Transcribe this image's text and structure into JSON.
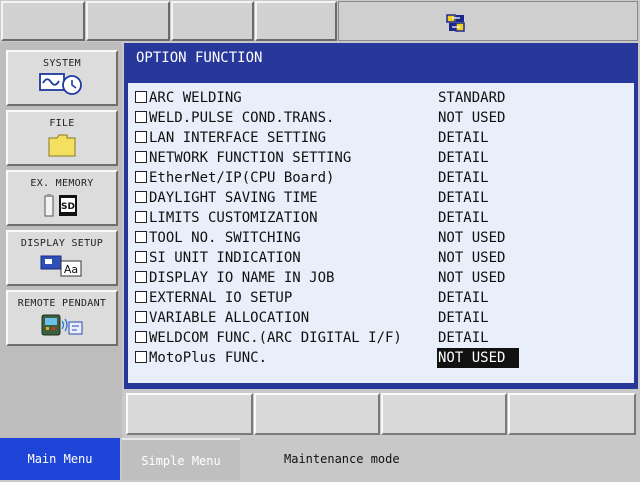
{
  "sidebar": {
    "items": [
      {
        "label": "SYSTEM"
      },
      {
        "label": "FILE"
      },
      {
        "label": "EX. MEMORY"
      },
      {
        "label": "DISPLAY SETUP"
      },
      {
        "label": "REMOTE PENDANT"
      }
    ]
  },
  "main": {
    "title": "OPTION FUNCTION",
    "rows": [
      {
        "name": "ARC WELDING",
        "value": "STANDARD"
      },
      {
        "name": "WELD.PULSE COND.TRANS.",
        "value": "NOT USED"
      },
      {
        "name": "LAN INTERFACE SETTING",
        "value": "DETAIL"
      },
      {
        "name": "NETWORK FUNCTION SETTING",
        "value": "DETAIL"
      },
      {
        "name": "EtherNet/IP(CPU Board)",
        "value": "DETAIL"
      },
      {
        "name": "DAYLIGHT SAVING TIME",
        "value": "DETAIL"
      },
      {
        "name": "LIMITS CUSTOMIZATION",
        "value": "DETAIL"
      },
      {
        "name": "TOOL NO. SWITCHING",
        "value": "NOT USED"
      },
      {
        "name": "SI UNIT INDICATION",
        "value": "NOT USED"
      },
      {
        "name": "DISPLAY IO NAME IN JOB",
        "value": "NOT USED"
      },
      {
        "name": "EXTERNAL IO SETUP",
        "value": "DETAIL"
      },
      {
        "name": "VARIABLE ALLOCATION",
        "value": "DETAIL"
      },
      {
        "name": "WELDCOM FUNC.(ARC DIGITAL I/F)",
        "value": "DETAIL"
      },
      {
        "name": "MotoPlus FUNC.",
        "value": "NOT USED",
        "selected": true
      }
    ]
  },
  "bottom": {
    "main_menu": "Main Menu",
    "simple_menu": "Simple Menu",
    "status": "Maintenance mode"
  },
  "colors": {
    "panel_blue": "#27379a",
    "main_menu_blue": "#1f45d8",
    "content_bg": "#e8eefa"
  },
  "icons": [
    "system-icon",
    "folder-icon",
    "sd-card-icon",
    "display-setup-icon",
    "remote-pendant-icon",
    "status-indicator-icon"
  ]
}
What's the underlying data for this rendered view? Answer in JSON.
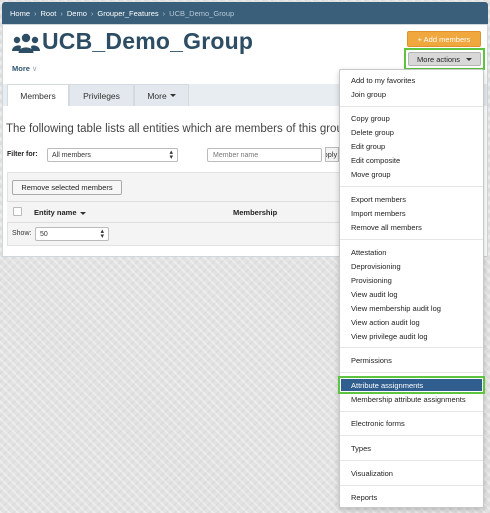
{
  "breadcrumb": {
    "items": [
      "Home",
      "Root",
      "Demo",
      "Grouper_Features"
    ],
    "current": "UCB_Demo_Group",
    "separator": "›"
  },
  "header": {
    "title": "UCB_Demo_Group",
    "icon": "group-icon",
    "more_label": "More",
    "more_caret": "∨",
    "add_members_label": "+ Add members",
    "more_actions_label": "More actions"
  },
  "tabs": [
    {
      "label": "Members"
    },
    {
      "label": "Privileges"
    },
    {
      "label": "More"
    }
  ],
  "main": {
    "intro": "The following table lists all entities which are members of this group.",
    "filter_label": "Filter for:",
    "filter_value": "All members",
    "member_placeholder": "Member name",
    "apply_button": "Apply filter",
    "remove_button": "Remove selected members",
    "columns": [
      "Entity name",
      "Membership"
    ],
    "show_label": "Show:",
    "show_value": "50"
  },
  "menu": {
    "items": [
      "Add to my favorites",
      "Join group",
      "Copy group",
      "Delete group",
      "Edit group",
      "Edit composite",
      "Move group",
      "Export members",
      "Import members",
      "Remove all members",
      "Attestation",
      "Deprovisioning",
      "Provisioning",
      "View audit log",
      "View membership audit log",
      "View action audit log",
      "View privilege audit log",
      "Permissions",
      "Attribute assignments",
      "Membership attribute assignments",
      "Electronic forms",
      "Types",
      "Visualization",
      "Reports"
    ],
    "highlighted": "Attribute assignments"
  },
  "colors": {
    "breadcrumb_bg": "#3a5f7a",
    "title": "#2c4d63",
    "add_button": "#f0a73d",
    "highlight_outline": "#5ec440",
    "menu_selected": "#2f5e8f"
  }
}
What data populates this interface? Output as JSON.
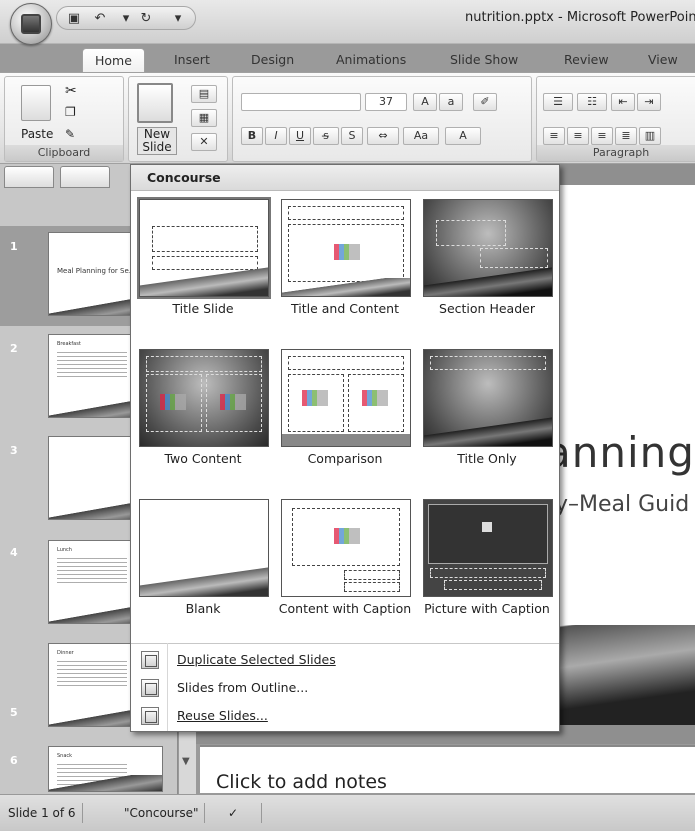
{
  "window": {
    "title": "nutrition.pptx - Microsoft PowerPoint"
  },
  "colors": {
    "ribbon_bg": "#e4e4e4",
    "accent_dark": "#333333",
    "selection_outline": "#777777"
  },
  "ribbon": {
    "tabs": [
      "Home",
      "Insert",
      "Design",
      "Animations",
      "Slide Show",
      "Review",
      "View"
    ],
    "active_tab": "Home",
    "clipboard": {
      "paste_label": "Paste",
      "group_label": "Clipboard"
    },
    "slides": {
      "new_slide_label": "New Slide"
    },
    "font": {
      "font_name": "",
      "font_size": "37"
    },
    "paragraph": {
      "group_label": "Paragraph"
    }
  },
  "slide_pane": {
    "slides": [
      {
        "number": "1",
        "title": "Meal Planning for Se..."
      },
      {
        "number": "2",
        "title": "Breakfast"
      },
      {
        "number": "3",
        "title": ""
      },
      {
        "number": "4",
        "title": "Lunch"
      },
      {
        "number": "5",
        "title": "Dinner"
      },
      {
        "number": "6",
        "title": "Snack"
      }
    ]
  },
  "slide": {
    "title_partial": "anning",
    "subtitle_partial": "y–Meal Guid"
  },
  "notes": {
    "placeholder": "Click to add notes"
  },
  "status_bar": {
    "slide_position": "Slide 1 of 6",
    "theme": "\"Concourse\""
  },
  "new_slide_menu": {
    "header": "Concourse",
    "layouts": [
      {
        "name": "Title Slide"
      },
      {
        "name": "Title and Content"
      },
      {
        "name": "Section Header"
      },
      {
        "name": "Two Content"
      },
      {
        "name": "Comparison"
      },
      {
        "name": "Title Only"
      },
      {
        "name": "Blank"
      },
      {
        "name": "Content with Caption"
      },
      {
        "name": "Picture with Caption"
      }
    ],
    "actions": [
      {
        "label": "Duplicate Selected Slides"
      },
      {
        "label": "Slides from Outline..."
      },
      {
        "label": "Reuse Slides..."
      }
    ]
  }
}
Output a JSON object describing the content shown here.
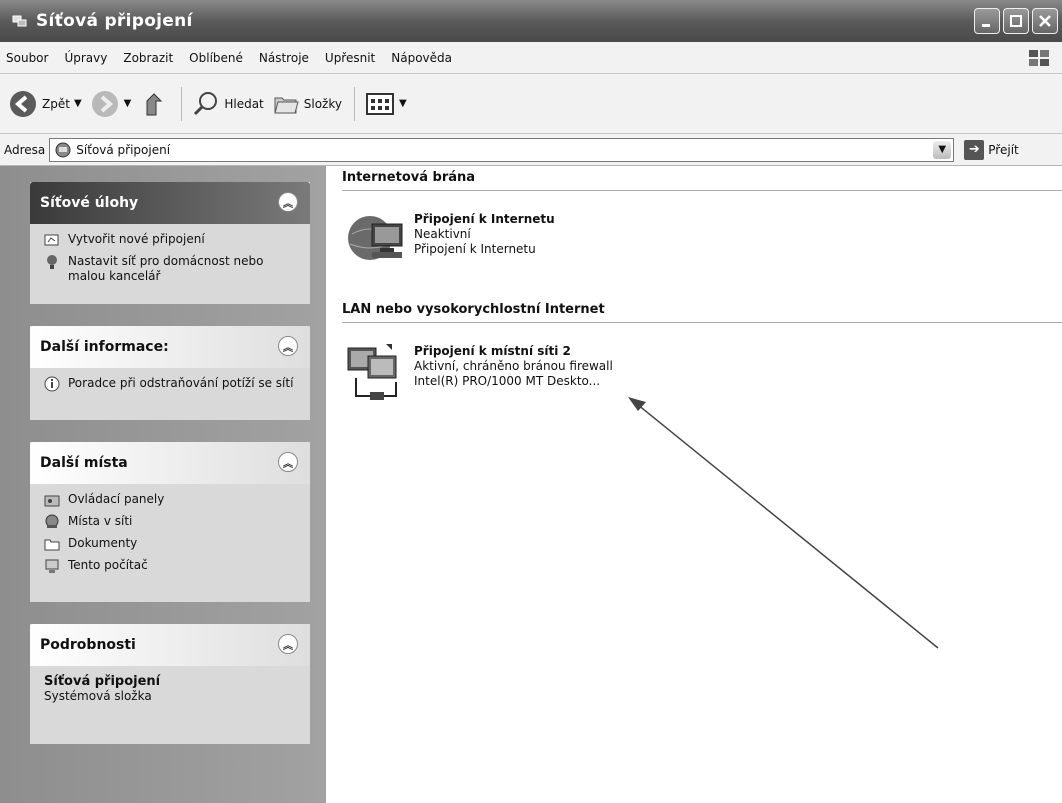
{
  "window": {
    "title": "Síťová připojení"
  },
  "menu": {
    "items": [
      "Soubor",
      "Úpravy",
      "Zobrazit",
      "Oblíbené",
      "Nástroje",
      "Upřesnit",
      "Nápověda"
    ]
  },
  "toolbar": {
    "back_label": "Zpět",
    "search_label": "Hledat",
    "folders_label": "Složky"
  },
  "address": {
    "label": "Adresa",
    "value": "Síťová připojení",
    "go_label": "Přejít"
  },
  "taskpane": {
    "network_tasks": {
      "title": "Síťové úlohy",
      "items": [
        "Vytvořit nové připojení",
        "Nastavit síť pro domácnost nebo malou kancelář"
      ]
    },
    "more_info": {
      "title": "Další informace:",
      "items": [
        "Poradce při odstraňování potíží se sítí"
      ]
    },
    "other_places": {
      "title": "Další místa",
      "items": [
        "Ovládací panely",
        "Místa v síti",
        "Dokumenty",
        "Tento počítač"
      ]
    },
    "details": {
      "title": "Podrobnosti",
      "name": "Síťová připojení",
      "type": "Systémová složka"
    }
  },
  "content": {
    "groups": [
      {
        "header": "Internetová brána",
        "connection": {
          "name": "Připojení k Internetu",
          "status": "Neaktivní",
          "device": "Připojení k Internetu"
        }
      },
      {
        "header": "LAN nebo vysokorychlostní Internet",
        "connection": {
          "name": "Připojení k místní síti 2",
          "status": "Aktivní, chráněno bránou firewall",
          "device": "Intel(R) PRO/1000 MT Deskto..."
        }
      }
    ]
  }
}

• **Required work**:
Return every line of the records exactly as given, pictures excluded.

• **Answer to this task**:
Transcribe this image's text and structure into JSON.
{
  "sidebar": {
    "items": [
      {
        "label": "SYSTEM"
      },
      {
        "label": "FILE"
      },
      {
        "label": "EX. MEMORY"
      },
      {
        "label": "DISPLAY SETUP"
      },
      {
        "label": "REMOTE PENDANT"
      }
    ]
  },
  "main": {
    "title": "OPTION FUNCTION",
    "rows": [
      {
        "name": "ARC WELDING",
        "value": "STANDARD"
      },
      {
        "name": "WELD.PULSE COND.TRANS.",
        "value": "NOT USED"
      },
      {
        "name": "LAN INTERFACE SETTING",
        "value": "DETAIL"
      },
      {
        "name": "NETWORK FUNCTION SETTING",
        "value": "DETAIL"
      },
      {
        "name": "EtherNet/IP(CPU Board)",
        "value": "DETAIL"
      },
      {
        "name": "DAYLIGHT SAVING TIME",
        "value": "DETAIL"
      },
      {
        "name": "LIMITS CUSTOMIZATION",
        "value": "DETAIL"
      },
      {
        "name": "TOOL NO. SWITCHING",
        "value": "NOT USED"
      },
      {
        "name": "SI UNIT INDICATION",
        "value": "NOT USED"
      },
      {
        "name": "DISPLAY IO NAME IN JOB",
        "value": "NOT USED"
      },
      {
        "name": "EXTERNAL IO SETUP",
        "value": "DETAIL"
      },
      {
        "name": "VARIABLE ALLOCATION",
        "value": "DETAIL"
      },
      {
        "name": "WELDCOM FUNC.(ARC DIGITAL I/F)",
        "value": "DETAIL"
      },
      {
        "name": "MotoPlus FUNC.",
        "value": "NOT USED",
        "selected": true
      }
    ]
  },
  "bottom": {
    "main_menu": "Main Menu",
    "simple_menu": "Simple Menu",
    "status": "Maintenance mode"
  },
  "colors": {
    "panel_blue": "#27379a",
    "main_menu_blue": "#1f45d8",
    "content_bg": "#e8eefa"
  },
  "icons": [
    "system-icon",
    "folder-icon",
    "sd-card-icon",
    "display-setup-icon",
    "remote-pendant-icon",
    "status-indicator-icon"
  ]
}
What's the underlying data for this rendered view? Answer in JSON.
{
  "breadcrumb": {
    "items": [
      "Home",
      "Root",
      "Demo",
      "Grouper_Features"
    ],
    "current": "UCB_Demo_Group",
    "separator": "›"
  },
  "header": {
    "title": "UCB_Demo_Group",
    "icon": "group-icon",
    "more_label": "More",
    "more_caret": "∨",
    "add_members_label": "+ Add members",
    "more_actions_label": "More actions"
  },
  "tabs": [
    {
      "label": "Members"
    },
    {
      "label": "Privileges"
    },
    {
      "label": "More"
    }
  ],
  "main": {
    "intro": "The following table lists all entities which are members of this group.",
    "filter_label": "Filter for:",
    "filter_value": "All members",
    "member_placeholder": "Member name",
    "apply_button": "Apply filter",
    "remove_button": "Remove selected members",
    "columns": [
      "Entity name",
      "Membership"
    ],
    "show_label": "Show:",
    "show_value": "50"
  },
  "menu": {
    "items": [
      "Add to my favorites",
      "Join group",
      "Copy group",
      "Delete group",
      "Edit group",
      "Edit composite",
      "Move group",
      "Export members",
      "Import members",
      "Remove all members",
      "Attestation",
      "Deprovisioning",
      "Provisioning",
      "View audit log",
      "View membership audit log",
      "View action audit log",
      "View privilege audit log",
      "Permissions",
      "Attribute assignments",
      "Membership attribute assignments",
      "Electronic forms",
      "Types",
      "Visualization",
      "Reports"
    ],
    "highlighted": "Attribute assignments"
  },
  "colors": {
    "breadcrumb_bg": "#3a5f7a",
    "title": "#2c4d63",
    "add_button": "#f0a73d",
    "highlight_outline": "#5ec440",
    "menu_selected": "#2f5e8f"
  }
}
What data populates this interface? Output as JSON.
{
  "window": {
    "title": "nutrition.pptx - Microsoft PowerPoint"
  },
  "colors": {
    "ribbon_bg": "#e4e4e4",
    "accent_dark": "#333333",
    "selection_outline": "#777777"
  },
  "ribbon": {
    "tabs": [
      "Home",
      "Insert",
      "Design",
      "Animations",
      "Slide Show",
      "Review",
      "View"
    ],
    "active_tab": "Home",
    "clipboard": {
      "paste_label": "Paste",
      "group_label": "Clipboard"
    },
    "slides": {
      "new_slide_label": "New Slide"
    },
    "font": {
      "font_name": "",
      "font_size": "37"
    },
    "paragraph": {
      "group_label": "Paragraph"
    }
  },
  "slide_pane": {
    "slides": [
      {
        "number": "1",
        "title": "Meal Planning for Se..."
      },
      {
        "number": "2",
        "title": "Breakfast"
      },
      {
        "number": "3",
        "title": ""
      },
      {
        "number": "4",
        "title": "Lunch"
      },
      {
        "number": "5",
        "title": "Dinner"
      },
      {
        "number": "6",
        "title": "Snack"
      }
    ]
  },
  "slide": {
    "title_partial": "anning",
    "subtitle_partial": "y–Meal Guid"
  },
  "notes": {
    "placeholder": "Click to add notes"
  },
  "status_bar": {
    "slide_position": "Slide 1 of 6",
    "theme": "\"Concourse\""
  },
  "new_slide_menu": {
    "header": "Concourse",
    "layouts": [
      {
        "name": "Title Slide"
      },
      {
        "name": "Title and Content"
      },
      {
        "name": "Section Header"
      },
      {
        "name": "Two Content"
      },
      {
        "name": "Comparison"
      },
      {
        "name": "Title Only"
      },
      {
        "name": "Blank"
      },
      {
        "name": "Content with Caption"
      },
      {
        "name": "Picture with Caption"
      }
    ],
    "actions": [
      {
        "label": "Duplicate Selected Slides"
      },
      {
        "label": "Slides from Outline..."
      },
      {
        "label": "Reuse Slides..."
      }
    ]
  }
}
Output a JSON object describing the content shown here.
{
  "window": {
    "title": "Síťová připojení"
  },
  "menu": {
    "items": [
      "Soubor",
      "Úpravy",
      "Zobrazit",
      "Oblíbené",
      "Nástroje",
      "Upřesnit",
      "Nápověda"
    ]
  },
  "toolbar": {
    "back_label": "Zpět",
    "search_label": "Hledat",
    "folders_label": "Složky"
  },
  "address": {
    "label": "Adresa",
    "value": "Síťová připojení",
    "go_label": "Přejít"
  },
  "taskpane": {
    "network_tasks": {
      "title": "Síťové úlohy",
      "items": [
        "Vytvořit nové připojení",
        "Nastavit síť pro domácnost nebo malou kancelář"
      ]
    },
    "more_info": {
      "title": "Další informace:",
      "items": [
        "Poradce při odstraňování potíží se sítí"
      ]
    },
    "other_places": {
      "title": "Další místa",
      "items": [
        "Ovládací panely",
        "Místa v síti",
        "Dokumenty",
        "Tento počítač"
      ]
    },
    "details": {
      "title": "Podrobnosti",
      "name": "Síťová připojení",
      "type": "Systémová složka"
    }
  },
  "content": {
    "groups": [
      {
        "header": "Internetová brána",
        "connection": {
          "name": "Připojení k Internetu",
          "status": "Neaktivní",
          "device": "Připojení k Internetu"
        }
      },
      {
        "header": "LAN nebo vysokorychlostní Internet",
        "connection": {
          "name": "Připojení k místní síti 2",
          "status": "Aktivní, chráněno bránou firewall",
          "device": "Intel(R) PRO/1000 MT Deskto..."
        }
      }
    ]
  }
}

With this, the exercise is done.